__WHAT THE EXERCISE ASKS__
Can you copy out the data exactly? Leave the images out.

[START OF ROWS]

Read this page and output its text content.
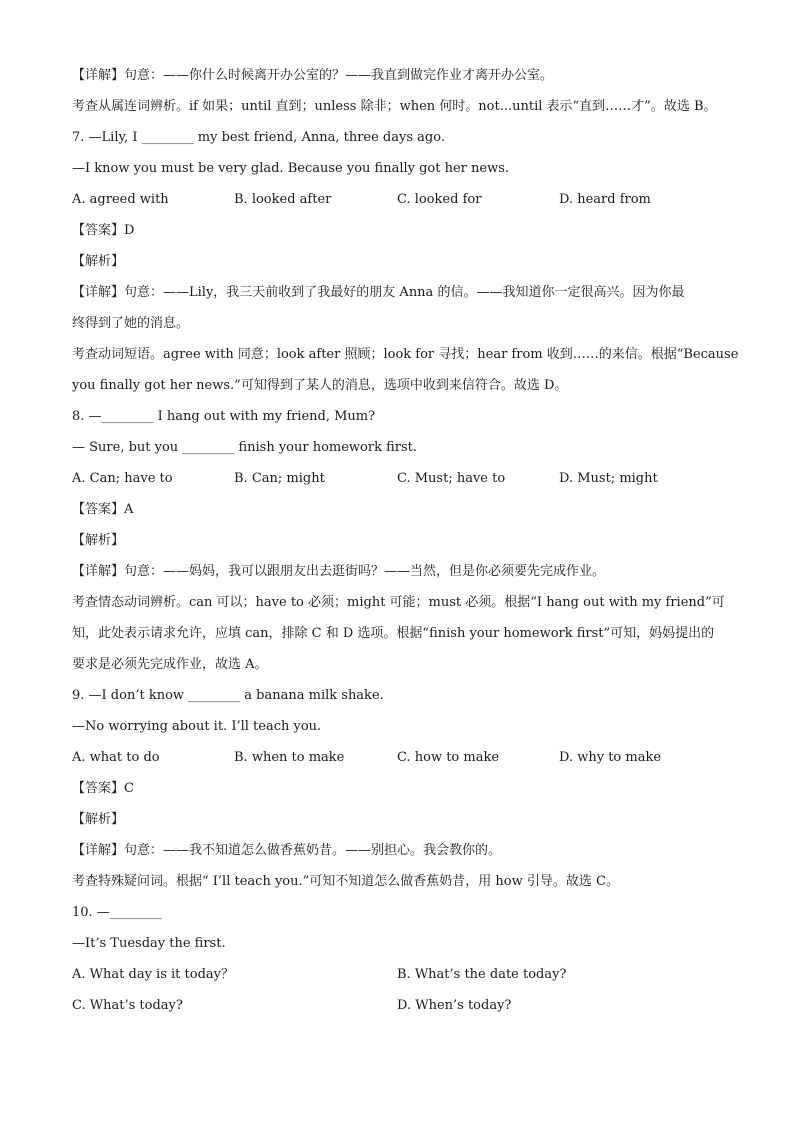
【详解】句意：——你什么时候离开办公室的？——我直到做完作业才离开办公室。
考查从属连词辨析。if 如果；until 直到；unless 除非；when 何时。not...until 表示“直到……才”。故选 B。
7. —Lily, I ________ my best friend, Anna, three days ago.
—I know you must be very glad. Because you finally got her news.
A. agreed with	B. looked after	C. looked for	D. heard from
【答案】D
【解析】
【详解】句意：——Lily，我三天前收到了我最好的朋友 Anna 的信。——我知道你一定很高兴。因为你最
终得到了她的消息。
考查动词短语。agree with 同意；look after 照顾；look for 寻找；hear from 收到……的来信。根据“Because
you finally got her news.”可知得到了某人的消息，选项中收到来信符合。故选 D。
8. —________ I hang out with my friend, Mum?
— Sure, but you ________ finish your homework first.
A. Can; have to	B. Can; might	C. Must; have to	D. Must; might
【答案】A
【解析】
【详解】句意：——妈妈，我可以跟朋友出去逛街吗？——当然，但是你必须要先完成作业。
考查情态动词辨析。can 可以；have to 必须；might 可能；must 必须。根据“I hang out with my friend”可
知，此处表示请求允许，应填 can，排除 C 和 D 选项。根据“finish your homework first”可知，妈妈提出的
要求是必须先完成作业，故选 A。
9. —I don’t know ________ a banana milk shake.
—No worrying about it. I’ll teach you.
A. what to do	B. when to make	C. how to make	D. why to make
【答案】C
【解析】
【详解】句意：——我不知道怎么做香蕉奶昔。——别担心。我会教你的。
考查特殊疑问词。根据“ I’ll teach you.”可知不知道怎么做香蕉奶昔，用 how 引导。故选 C。
10. —________
—It’s Tuesday the first.
A. What day is it today？	B. What’s the date today?
C. What’s today?	D. When’s today?
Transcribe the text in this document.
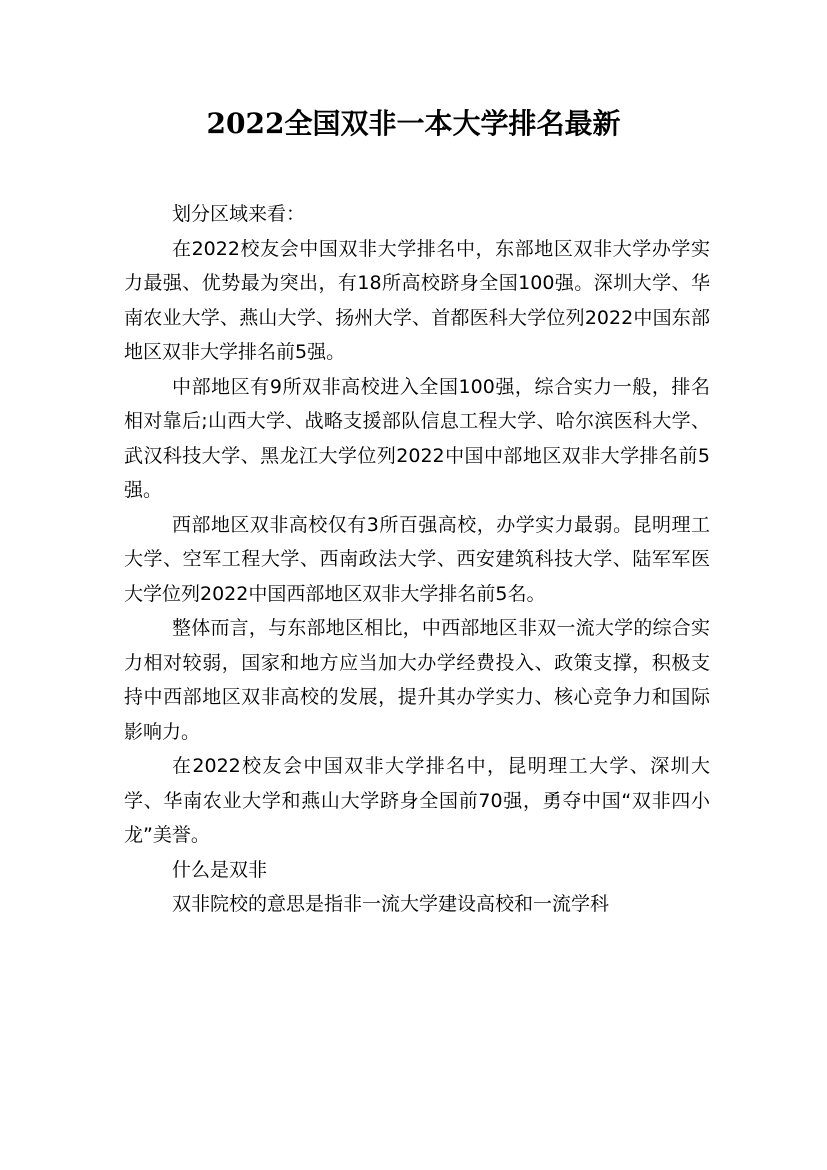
2022全国双非一本大学排名最新

划分区域来看：

在2022校友会中国双非大学排名中，东部地区双非大学办学实力最强、优势最为突出，有18所高校跻身全国100强。深圳大学、华南农业大学、燕山大学、扬州大学、首都医科大学位列2022中国东部地区双非大学排名前5强。

中部地区有9所双非高校进入全国100强，综合实力一般，排名相对靠后;山西大学、战略支援部队信息工程大学、哈尔滨医科大学、武汉科技大学、黑龙江大学位列2022中国中部地区双非大学排名前5强。

西部地区双非高校仅有3所百强高校，办学实力最弱。昆明理工大学、空军工程大学、西南政法大学、西安建筑科技大学、陆军军医大学位列2022中国西部地区双非大学排名前5名。

整体而言，与东部地区相比，中西部地区非双一流大学的综合实力相对较弱，国家和地方应当加大办学经费投入、政策支撑，积极支持中西部地区双非高校的发展，提升其办学实力、核心竞争力和国际影响力。

在2022校友会中国双非大学排名中，昆明理工大学、深圳大学、华南农业大学和燕山大学跻身全国前70强，勇夺中国“双非四小龙”美誉。

什么是双非

双非院校的意思是指非一流大学建设高校和一流学科
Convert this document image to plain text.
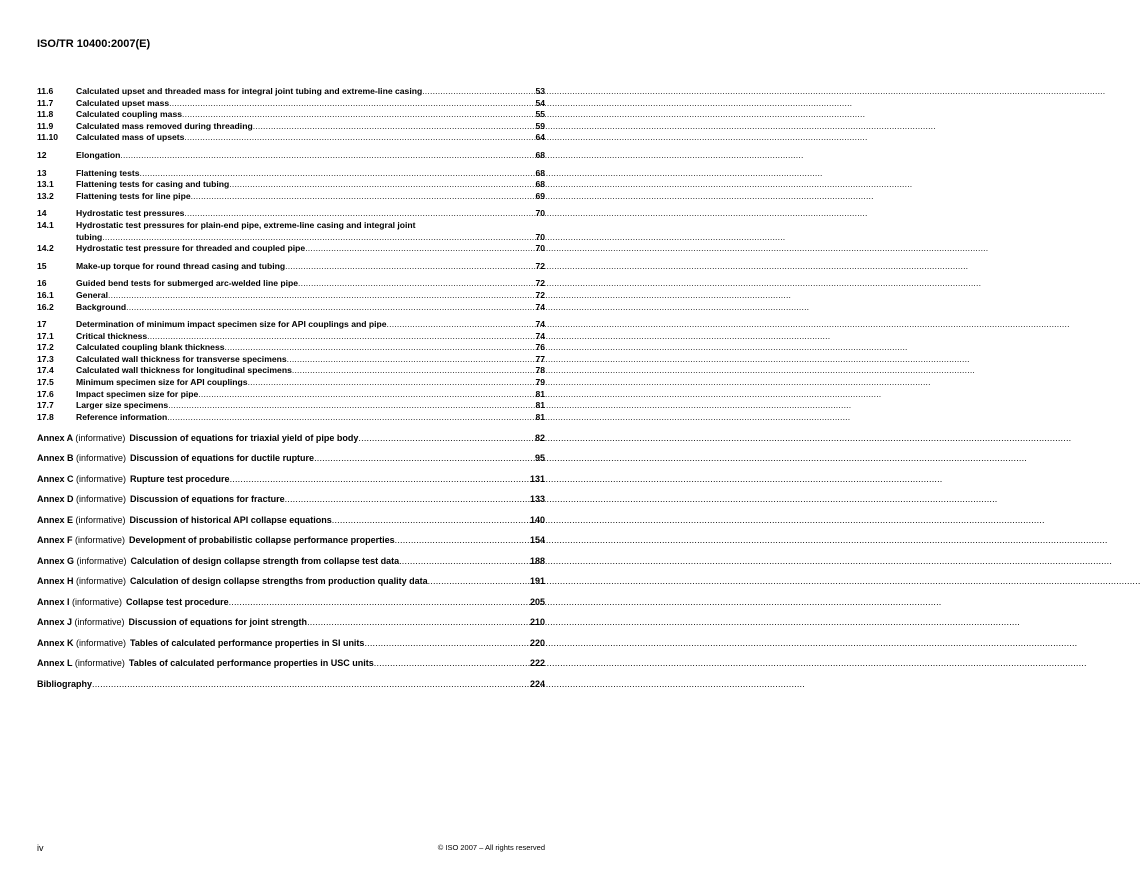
ISO/TR 10400:2007(E)
11.6	Calculated upset and threaded mass for integral joint tubing and extreme-line casing .....	53
11.7	Calculated upset mass .....	54
11.8	Calculated coupling mass .....	55
11.9	Calculated mass removed during threading .....	59
11.10	Calculated mass of upsets .....	64
12	Elongation .....	68
13	Flattening tests .....	68
13.1	Flattening tests for casing and tubing .....	68
13.2	Flattening tests for line pipe .....	69
14	Hydrostatic test pressures .....	70
14.1	Hydrostatic test pressures for plain-end pipe, extreme-line casing and integral joint
tubing .....	70
14.2	Hydrostatic test pressure for threaded and coupled pipe .....	70
15	Make-up torque for round thread casing and tubing .....	72
16	Guided bend tests for submerged arc-welded line pipe .....	72
16.1	General .....	72
16.2	Background .....	74
17	Determination of minimum impact specimen size for API couplings and pipe .....	74
17.1	Critical thickness .....	74
17.2	Calculated coupling blank thickness .....	76
17.3	Calculated wall thickness for transverse specimens .....	77
17.4	Calculated wall thickness for longitudinal specimens .....	78
17.5	Minimum specimen size for API couplings .....	79
17.6	Impact specimen size for pipe .....	81
17.7	Larger size specimens .....	81
17.8	Reference information .....	81
Annex A (informative) Discussion of equations for triaxial yield of pipe body .....	82
Annex B (informative) Discussion of equations for ductile rupture .....	95
Annex C (informative) Rupture test procedure .....	131
Annex D (informative) Discussion of equations for fracture .....	133
Annex E (informative) Discussion of historical API collapse equations .....	140
Annex F (informative) Development of probabilistic collapse performance properties .....	154
Annex G (informative) Calculation of design collapse strength from collapse test data .....	188
Annex H (informative) Calculation of design collapse strengths from production quality data .....	191
Annex I (informative) Collapse test procedure .....	205
Annex J (informative) Discussion of equations for joint strength .....	210
Annex K (informative) Tables of calculated performance properties in SI units .....	220
Annex L (informative) Tables of calculated performance properties in USC units .....	222
Bibliography .....	224
iv	© ISO 2007 – All rights reserved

[END OF ROWS]

__THE COMPLETED TASK__
Read this page and output its text content.
【详解】句意：——你什么时候离开办公室的？——我直到做完作业才离开办公室。
考查从属连词辨析。if 如果；until 直到；unless 除非；when 何时。not...until 表示“直到……才”。故选 B。
7. —Lily, I ________ my best friend, Anna, three days ago.
—I know you must be very glad. Because you finally got her news.
A. agreed with	B. looked after	C. looked for	D. heard from
【答案】D
【解析】
【详解】句意：——Lily，我三天前收到了我最好的朋友 Anna 的信。——我知道你一定很高兴。因为你最
终得到了她的消息。
考查动词短语。agree with 同意；look after 照顾；look for 寻找；hear from 收到……的来信。根据“Because
you finally got her news.”可知得到了某人的消息，选项中收到来信符合。故选 D。
8. —________ I hang out with my friend, Mum?
— Sure, but you ________ finish your homework first.
A. Can; have to	B. Can; might	C. Must; have to	D. Must; might
【答案】A
【解析】
【详解】句意：——妈妈，我可以跟朋友出去逛街吗？——当然，但是你必须要先完成作业。
考查情态动词辨析。can 可以；have to 必须；might 可能；must 必须。根据“I hang out with my friend”可
知，此处表示请求允许，应填 can，排除 C 和 D 选项。根据“finish your homework first”可知，妈妈提出的
要求是必须先完成作业，故选 A。
9. —I don’t know ________ a banana milk shake.
—No worrying about it. I’ll teach you.
A. what to do	B. when to make	C. how to make	D. why to make
【答案】C
【解析】
【详解】句意：——我不知道怎么做香蕉奶昔。——别担心。我会教你的。
考查特殊疑问词。根据“ I’ll teach you.”可知不知道怎么做香蕉奶昔，用 how 引导。故选 C。
10. —________
—It’s Tuesday the first.
A. What day is it today？	B. What’s the date today?
C. What’s today?	D. When’s today?
Transcribe the text in this document.
2022全国双非一本大学排名最新

划分区域来看：

在2022校友会中国双非大学排名中，东部地区双非大学办学实力最强、优势最为突出，有18所高校跻身全国100强。深圳大学、华南农业大学、燕山大学、扬州大学、首都医科大学位列2022中国东部地区双非大学排名前5强。

中部地区有9所双非高校进入全国100强，综合实力一般，排名相对靠后;山西大学、战略支援部队信息工程大学、哈尔滨医科大学、武汉科技大学、黑龙江大学位列2022中国中部地区双非大学排名前5强。

西部地区双非高校仅有3所百强高校，办学实力最弱。昆明理工大学、空军工程大学、西南政法大学、西安建筑科技大学、陆军军医大学位列2022中国西部地区双非大学排名前5名。

整体而言，与东部地区相比，中西部地区非双一流大学的综合实力相对较弱，国家和地方应当加大办学经费投入、政策支撑，积极支持中西部地区双非高校的发展，提升其办学实力、核心竞争力和国际影响力。

在2022校友会中国双非大学排名中，昆明理工大学、深圳大学、华南农业大学和燕山大学跻身全国前70强，勇夺中国“双非四小龙”美誉。

什么是双非

双非院校的意思是指非一流大学建设高校和一流学科
Convert this document image to plain text.
ISO/TR 10400:2007(E)
11.6	Calculated upset and threaded mass for integral joint tubing and extreme-line casing .....	53
11.7	Calculated upset mass .....	54
11.8	Calculated coupling mass .....	55
11.9	Calculated mass removed during threading .....	59
11.10	Calculated mass of upsets .....	64
12	Elongation .....	68
13	Flattening tests .....	68
13.1	Flattening tests for casing and tubing .....	68
13.2	Flattening tests for line pipe .....	69
14	Hydrostatic test pressures .....	70
14.1	Hydrostatic test pressures for plain-end pipe, extreme-line casing and integral joint
tubing .....	70
14.2	Hydrostatic test pressure for threaded and coupled pipe .....	70
15	Make-up torque for round thread casing and tubing .....	72
16	Guided bend tests for submerged arc-welded line pipe .....	72
16.1	General .....	72
16.2	Background .....	74
17	Determination of minimum impact specimen size for API couplings and pipe .....	74
17.1	Critical thickness .....	74
17.2	Calculated coupling blank thickness .....	76
17.3	Calculated wall thickness for transverse specimens .....	77
17.4	Calculated wall thickness for longitudinal specimens .....	78
17.5	Minimum specimen size for API couplings .....	79
17.6	Impact specimen size for pipe .....	81
17.7	Larger size specimens .....	81
17.8	Reference information .....	81
Annex A (informative) Discussion of equations for triaxial yield of pipe body .....	82
Annex B (informative) Discussion of equations for ductile rupture .....	95
Annex C (informative) Rupture test procedure .....	131
Annex D (informative) Discussion of equations for fracture .....	133
Annex E (informative) Discussion of historical API collapse equations .....	140
Annex F (informative) Development of probabilistic collapse performance properties .....	154
Annex G (informative) Calculation of design collapse strength from collapse test data .....	188
Annex H (informative) Calculation of design collapse strengths from production quality data .....	191
Annex I (informative) Collapse test procedure .....	205
Annex J (informative) Discussion of equations for joint strength .....	210
Annex K (informative) Tables of calculated performance properties in SI units .....	220
Annex L (informative) Tables of calculated performance properties in USC units .....	222
Bibliography .....	224
iv	© ISO 2007 – All rights reserved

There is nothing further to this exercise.